(Dataset records)
━━━━━━━━━━━━━━━━

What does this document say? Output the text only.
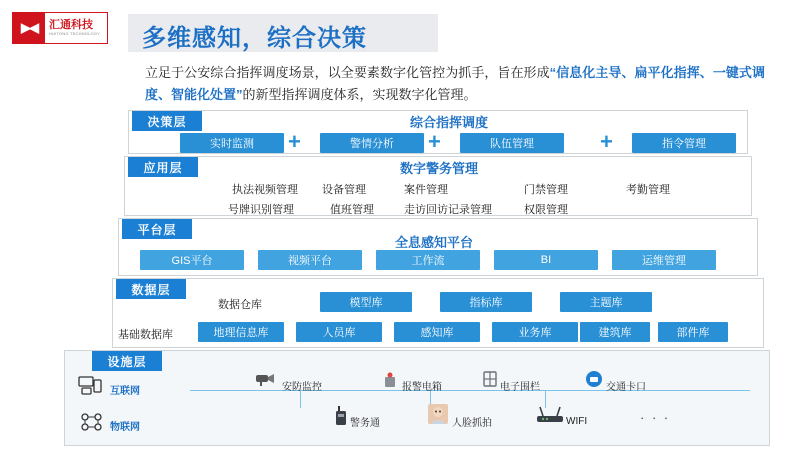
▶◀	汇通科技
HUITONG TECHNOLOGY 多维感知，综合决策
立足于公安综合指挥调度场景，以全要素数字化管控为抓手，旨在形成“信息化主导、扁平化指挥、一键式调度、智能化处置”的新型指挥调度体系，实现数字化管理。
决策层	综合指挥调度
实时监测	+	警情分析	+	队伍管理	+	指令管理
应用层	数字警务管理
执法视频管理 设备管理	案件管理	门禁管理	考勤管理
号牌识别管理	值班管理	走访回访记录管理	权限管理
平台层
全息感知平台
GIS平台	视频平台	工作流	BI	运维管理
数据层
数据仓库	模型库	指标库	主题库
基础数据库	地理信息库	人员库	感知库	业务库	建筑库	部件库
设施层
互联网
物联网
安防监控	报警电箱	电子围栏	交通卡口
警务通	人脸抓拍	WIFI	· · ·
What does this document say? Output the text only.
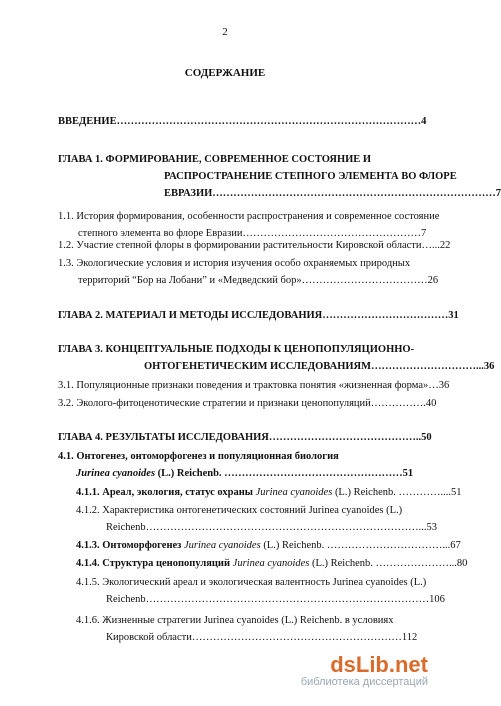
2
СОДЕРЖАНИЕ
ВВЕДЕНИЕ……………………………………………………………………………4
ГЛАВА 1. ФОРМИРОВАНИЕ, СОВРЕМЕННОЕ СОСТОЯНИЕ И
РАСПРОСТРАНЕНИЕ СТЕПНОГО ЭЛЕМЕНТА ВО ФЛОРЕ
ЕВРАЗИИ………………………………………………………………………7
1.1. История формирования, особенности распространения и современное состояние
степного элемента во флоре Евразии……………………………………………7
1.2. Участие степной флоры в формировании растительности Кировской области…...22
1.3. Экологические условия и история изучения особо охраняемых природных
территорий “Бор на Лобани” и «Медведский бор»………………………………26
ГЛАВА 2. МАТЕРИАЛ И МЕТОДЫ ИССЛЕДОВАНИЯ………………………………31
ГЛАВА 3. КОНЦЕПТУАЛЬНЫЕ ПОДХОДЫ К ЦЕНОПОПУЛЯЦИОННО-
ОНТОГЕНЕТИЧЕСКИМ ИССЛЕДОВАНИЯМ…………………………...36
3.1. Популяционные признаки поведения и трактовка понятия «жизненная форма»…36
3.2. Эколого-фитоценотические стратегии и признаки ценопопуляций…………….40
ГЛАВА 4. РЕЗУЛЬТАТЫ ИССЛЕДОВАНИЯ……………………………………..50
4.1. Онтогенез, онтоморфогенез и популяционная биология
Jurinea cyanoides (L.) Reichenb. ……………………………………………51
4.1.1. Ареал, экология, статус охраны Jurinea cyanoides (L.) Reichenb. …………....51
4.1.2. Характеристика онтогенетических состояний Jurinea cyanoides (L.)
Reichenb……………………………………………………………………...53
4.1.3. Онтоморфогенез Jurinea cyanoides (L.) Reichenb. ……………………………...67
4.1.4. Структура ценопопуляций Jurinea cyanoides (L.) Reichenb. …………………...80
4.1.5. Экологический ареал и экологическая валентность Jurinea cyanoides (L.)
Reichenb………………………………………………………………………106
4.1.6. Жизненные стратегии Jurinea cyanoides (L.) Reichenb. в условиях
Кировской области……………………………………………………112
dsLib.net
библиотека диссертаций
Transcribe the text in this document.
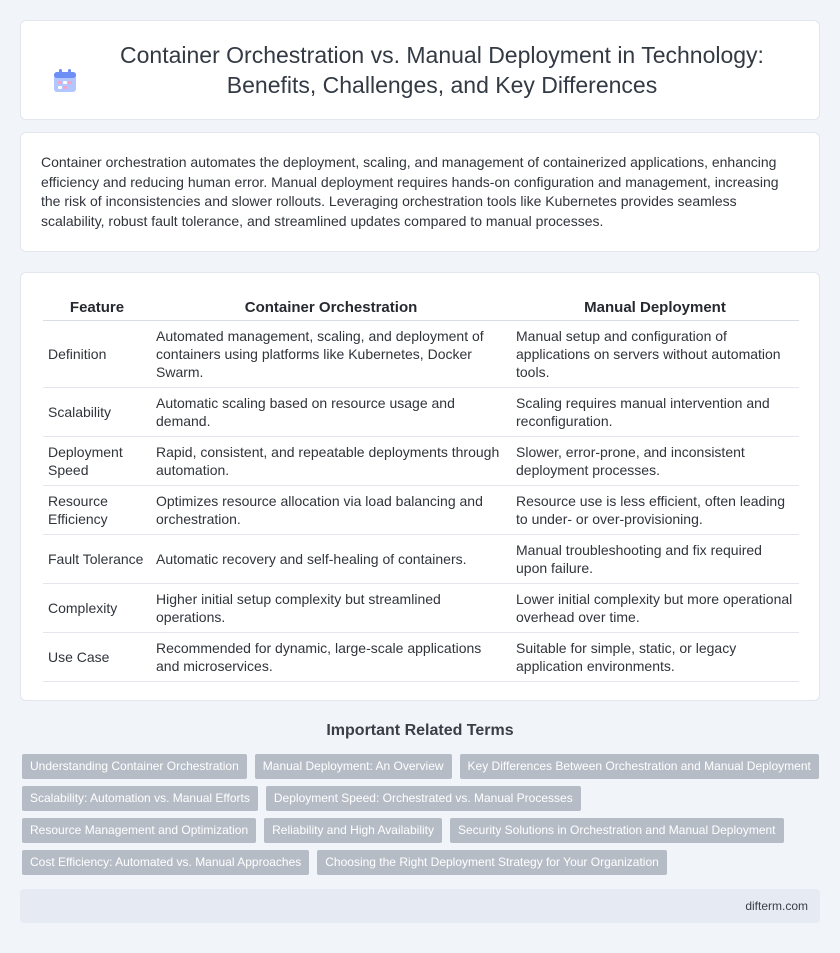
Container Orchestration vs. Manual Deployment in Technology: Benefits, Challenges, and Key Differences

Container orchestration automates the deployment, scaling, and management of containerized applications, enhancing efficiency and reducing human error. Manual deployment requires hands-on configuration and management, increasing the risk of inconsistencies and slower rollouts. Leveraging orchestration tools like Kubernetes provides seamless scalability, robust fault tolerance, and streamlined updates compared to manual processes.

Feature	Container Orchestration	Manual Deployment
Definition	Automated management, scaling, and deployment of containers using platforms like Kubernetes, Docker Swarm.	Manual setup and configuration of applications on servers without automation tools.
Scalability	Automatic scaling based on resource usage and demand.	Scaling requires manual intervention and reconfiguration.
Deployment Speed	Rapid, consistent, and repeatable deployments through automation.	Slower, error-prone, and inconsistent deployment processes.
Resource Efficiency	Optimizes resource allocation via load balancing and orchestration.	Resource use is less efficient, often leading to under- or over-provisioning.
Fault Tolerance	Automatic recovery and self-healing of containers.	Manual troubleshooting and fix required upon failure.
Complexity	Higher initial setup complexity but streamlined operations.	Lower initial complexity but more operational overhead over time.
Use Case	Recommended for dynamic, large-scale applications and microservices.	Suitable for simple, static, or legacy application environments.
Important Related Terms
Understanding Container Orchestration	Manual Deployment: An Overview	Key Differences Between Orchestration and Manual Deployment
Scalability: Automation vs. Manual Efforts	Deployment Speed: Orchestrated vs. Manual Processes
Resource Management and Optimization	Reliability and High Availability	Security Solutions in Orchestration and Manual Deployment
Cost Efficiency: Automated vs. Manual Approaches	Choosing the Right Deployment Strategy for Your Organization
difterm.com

━━━━━━━━━━━━━━━━

(AIM OF THE TASK):
Reply with one number only, the count of lines above that hold the string "Reichenb".

(ANSWER IN FULL):
7